» Exercise instructions:
Pull out each line of the records holding the string "consignes".

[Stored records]
◇ ◇ ◇ ◇ ◇ ◇ ◇
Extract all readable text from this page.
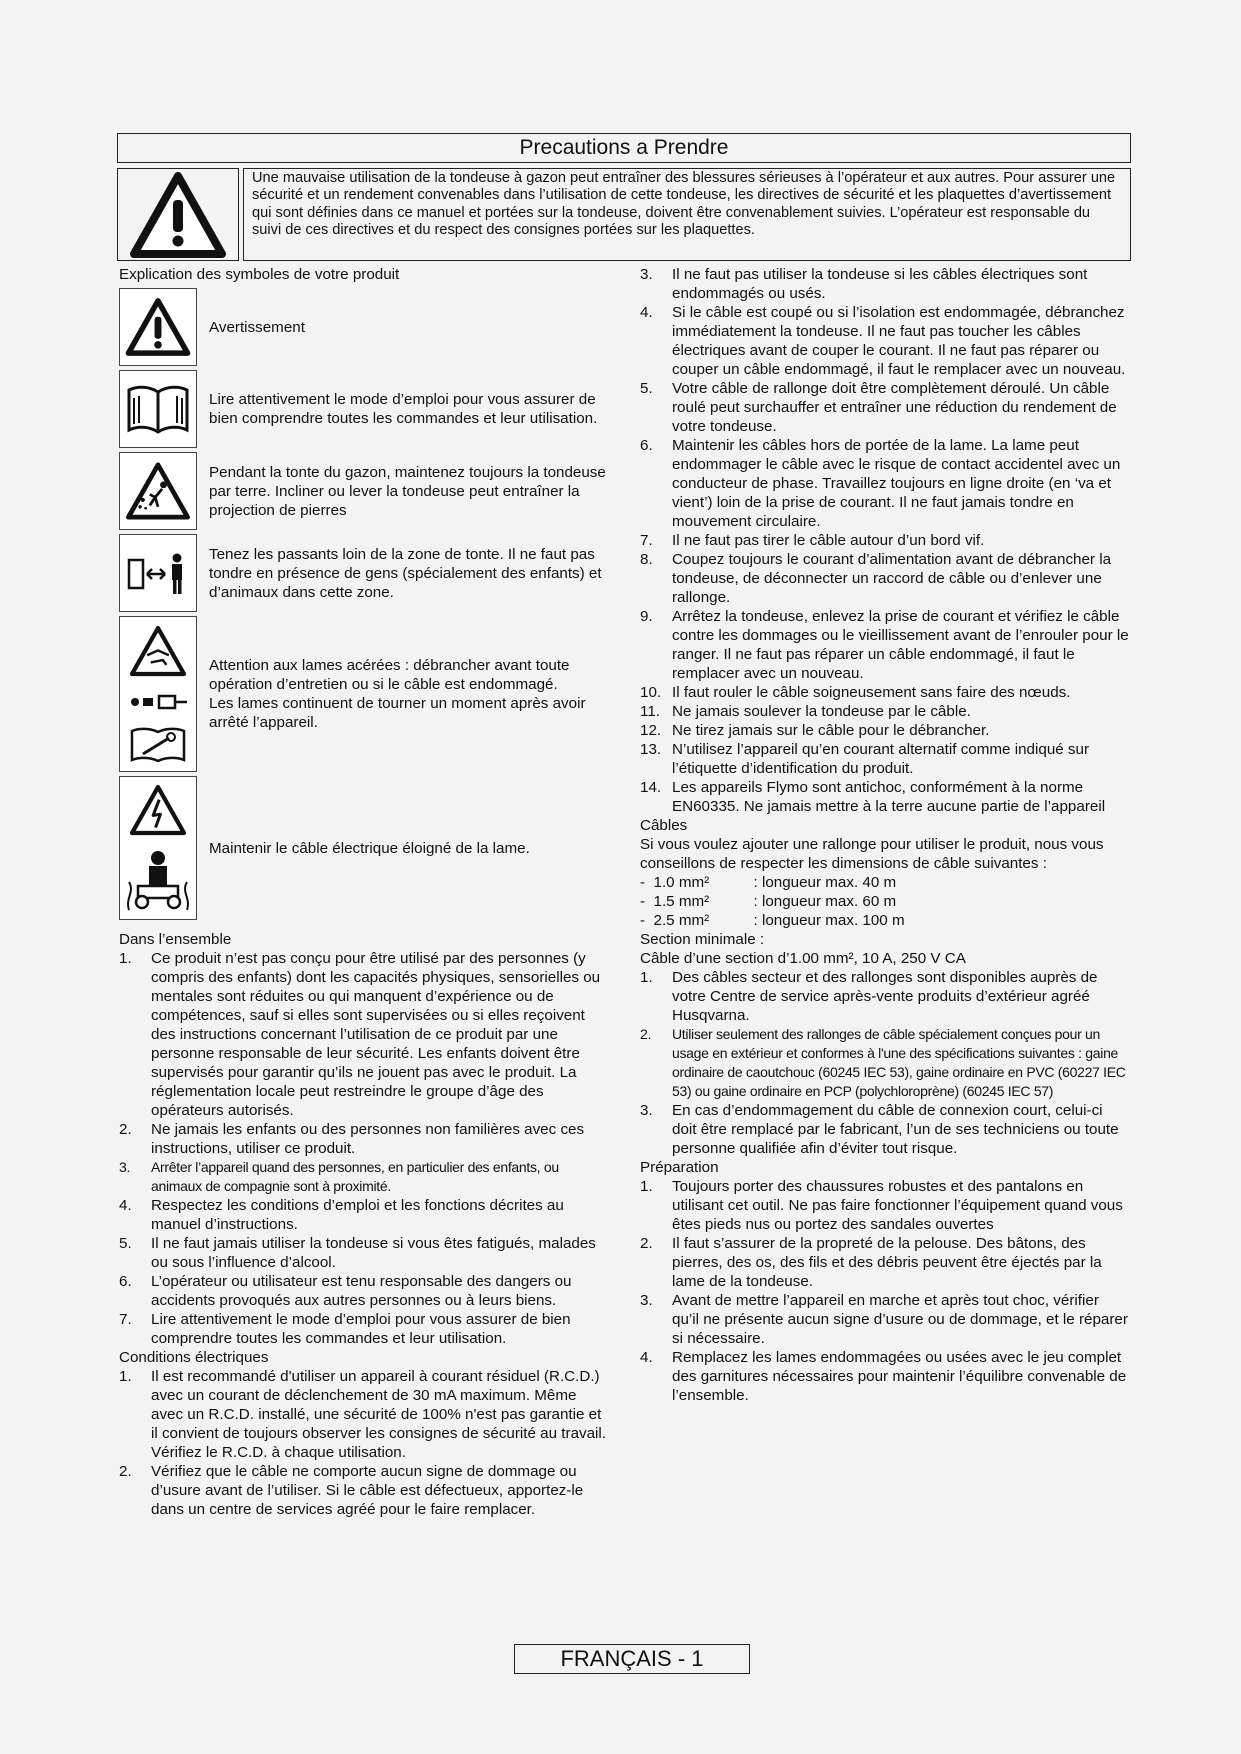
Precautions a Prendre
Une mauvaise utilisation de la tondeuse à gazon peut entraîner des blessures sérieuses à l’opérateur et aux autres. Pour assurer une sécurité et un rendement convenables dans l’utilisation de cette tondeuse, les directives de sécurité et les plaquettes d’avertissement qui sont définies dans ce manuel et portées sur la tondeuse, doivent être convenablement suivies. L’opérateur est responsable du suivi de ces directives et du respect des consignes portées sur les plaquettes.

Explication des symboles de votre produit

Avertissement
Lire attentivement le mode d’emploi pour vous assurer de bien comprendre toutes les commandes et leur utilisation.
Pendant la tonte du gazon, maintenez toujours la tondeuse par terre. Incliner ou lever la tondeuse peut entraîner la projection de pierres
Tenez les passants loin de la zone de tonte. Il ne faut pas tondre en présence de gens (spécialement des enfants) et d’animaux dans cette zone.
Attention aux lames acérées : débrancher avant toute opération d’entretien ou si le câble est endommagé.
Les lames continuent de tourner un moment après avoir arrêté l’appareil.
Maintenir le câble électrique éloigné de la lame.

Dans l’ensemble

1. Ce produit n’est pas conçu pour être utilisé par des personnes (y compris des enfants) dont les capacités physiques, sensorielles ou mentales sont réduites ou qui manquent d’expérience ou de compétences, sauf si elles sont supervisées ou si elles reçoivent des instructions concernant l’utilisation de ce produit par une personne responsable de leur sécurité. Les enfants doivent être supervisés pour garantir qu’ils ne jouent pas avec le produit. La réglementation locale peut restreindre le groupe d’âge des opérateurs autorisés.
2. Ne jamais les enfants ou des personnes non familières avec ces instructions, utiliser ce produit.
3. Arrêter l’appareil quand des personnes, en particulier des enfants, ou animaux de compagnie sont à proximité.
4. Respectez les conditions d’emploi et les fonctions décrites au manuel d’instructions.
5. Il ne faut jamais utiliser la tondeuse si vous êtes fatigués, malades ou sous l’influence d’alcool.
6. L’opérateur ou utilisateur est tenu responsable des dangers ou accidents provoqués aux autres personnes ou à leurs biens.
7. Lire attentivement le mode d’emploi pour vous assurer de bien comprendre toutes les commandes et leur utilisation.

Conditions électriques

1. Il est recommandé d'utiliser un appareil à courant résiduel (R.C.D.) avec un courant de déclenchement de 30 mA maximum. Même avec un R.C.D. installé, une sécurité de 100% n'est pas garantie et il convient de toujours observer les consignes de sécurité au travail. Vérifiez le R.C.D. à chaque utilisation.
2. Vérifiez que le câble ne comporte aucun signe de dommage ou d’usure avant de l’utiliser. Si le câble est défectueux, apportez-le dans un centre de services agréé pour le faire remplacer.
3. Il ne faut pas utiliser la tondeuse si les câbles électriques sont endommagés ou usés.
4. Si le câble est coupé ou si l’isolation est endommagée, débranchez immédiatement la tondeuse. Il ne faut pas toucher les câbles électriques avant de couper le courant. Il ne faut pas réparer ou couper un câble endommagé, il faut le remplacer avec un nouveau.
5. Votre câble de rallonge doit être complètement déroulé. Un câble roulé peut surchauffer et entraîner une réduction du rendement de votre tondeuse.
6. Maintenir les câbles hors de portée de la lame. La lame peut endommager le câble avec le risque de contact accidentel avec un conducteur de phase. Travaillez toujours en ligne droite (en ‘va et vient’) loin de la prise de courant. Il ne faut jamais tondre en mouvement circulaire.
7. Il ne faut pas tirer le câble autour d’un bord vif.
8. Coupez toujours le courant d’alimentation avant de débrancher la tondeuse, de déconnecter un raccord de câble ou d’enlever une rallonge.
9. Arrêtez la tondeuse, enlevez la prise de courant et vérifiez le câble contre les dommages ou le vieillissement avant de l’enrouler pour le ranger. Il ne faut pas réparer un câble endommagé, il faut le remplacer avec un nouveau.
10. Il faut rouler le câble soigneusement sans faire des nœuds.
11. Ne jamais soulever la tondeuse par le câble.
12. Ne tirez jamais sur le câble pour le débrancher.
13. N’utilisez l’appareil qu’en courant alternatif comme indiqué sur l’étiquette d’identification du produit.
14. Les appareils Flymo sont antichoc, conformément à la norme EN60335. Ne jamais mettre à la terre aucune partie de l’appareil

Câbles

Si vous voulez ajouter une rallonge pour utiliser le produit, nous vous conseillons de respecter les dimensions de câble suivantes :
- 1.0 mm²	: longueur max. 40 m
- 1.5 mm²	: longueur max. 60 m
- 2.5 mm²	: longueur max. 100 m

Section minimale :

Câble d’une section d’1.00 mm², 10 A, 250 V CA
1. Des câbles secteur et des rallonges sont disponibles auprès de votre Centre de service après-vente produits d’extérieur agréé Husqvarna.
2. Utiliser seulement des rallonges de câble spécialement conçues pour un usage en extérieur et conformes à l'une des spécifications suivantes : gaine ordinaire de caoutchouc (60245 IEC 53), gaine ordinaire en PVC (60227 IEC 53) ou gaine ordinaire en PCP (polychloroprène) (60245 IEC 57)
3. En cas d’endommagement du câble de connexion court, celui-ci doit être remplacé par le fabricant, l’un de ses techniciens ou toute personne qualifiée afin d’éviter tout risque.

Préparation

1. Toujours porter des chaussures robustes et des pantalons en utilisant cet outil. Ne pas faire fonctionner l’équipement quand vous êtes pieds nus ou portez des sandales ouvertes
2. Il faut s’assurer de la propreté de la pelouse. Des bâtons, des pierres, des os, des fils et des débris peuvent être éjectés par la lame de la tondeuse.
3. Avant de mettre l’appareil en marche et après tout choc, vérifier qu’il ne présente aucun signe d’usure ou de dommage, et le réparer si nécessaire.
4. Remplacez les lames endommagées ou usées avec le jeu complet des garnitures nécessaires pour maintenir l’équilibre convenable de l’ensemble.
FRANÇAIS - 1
◇ ◇ ◇ ◇ ◇ ◇ ◇
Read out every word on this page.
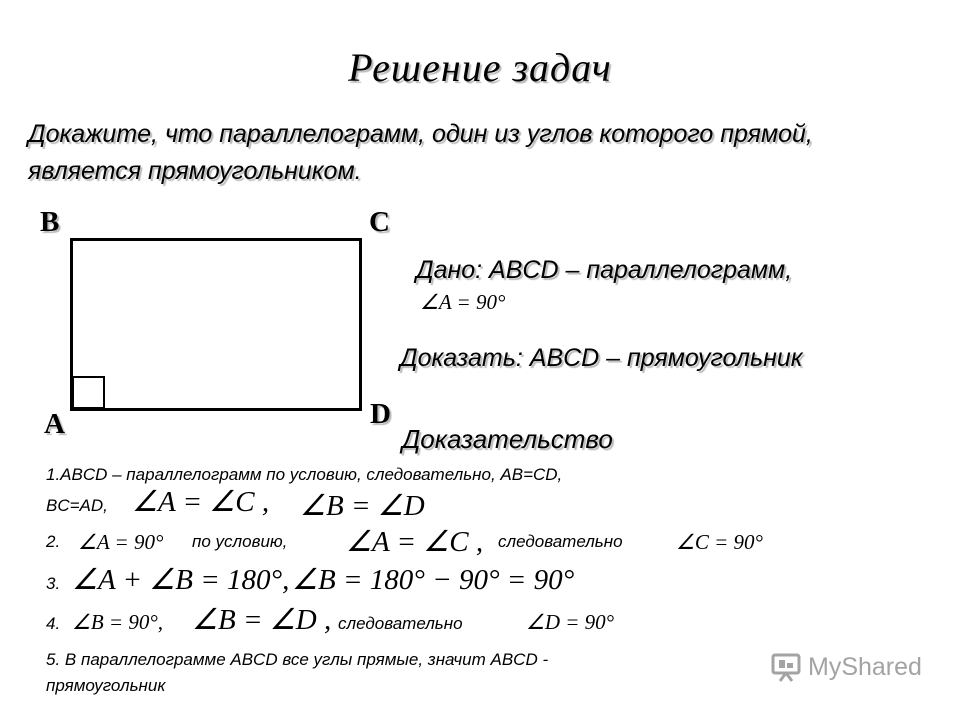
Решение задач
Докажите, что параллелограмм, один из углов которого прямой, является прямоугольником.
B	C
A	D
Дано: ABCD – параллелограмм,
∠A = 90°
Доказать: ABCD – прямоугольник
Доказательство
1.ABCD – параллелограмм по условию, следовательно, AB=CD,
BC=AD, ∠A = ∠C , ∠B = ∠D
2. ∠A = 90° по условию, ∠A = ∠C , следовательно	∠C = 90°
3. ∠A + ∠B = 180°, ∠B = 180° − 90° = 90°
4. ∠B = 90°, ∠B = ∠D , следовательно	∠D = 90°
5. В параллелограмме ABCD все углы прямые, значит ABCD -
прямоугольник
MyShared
◇ ◇ ◇ ◇ ◇ ◇ ◇
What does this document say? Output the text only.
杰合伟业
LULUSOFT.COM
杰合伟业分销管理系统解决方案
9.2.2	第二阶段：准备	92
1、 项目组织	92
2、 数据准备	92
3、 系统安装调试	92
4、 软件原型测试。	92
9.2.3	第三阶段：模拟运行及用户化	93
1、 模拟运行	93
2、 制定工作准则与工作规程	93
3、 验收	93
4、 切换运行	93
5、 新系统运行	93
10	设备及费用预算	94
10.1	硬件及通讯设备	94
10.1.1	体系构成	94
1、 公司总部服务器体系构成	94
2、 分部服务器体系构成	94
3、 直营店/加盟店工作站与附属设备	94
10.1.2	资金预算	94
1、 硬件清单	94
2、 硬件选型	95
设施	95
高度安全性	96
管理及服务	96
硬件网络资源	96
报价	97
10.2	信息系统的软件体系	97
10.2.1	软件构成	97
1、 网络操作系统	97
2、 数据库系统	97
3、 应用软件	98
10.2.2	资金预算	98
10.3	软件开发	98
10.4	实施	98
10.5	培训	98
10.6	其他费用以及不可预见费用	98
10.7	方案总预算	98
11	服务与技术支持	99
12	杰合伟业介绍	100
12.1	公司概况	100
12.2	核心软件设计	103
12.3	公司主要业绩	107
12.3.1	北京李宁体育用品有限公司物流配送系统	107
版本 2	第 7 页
◇ ◇ ◇ ◇ ◇ ◇ ◇
» Written response:
Une mauvaise utilisation de la tondeuse à gazon peut entraîner des blessures sérieuses à l’opérateur et aux autres. Pour assurer une sécurité et un rendement convenables dans l’utilisation de cette tondeuse, les directives de sécurité et les plaquettes d’avertissement qui sont définies dans ce manuel et portées sur la tondeuse, doivent être convenablement suivies. L’opérateur est responsable du suivi de ces directives et du respect des consignes portées sur les plaquettes.
1. Il est recommandé d'utiliser un appareil à courant résiduel (R.C.D.) avec un courant de déclenchement de 30 mA maximum. Même avec un R.C.D. installé, une sécurité de 100% n'est pas garantie et il convient de toujours observer les consignes de sécurité au travail. Vérifiez le R.C.D. à chaque utilisation.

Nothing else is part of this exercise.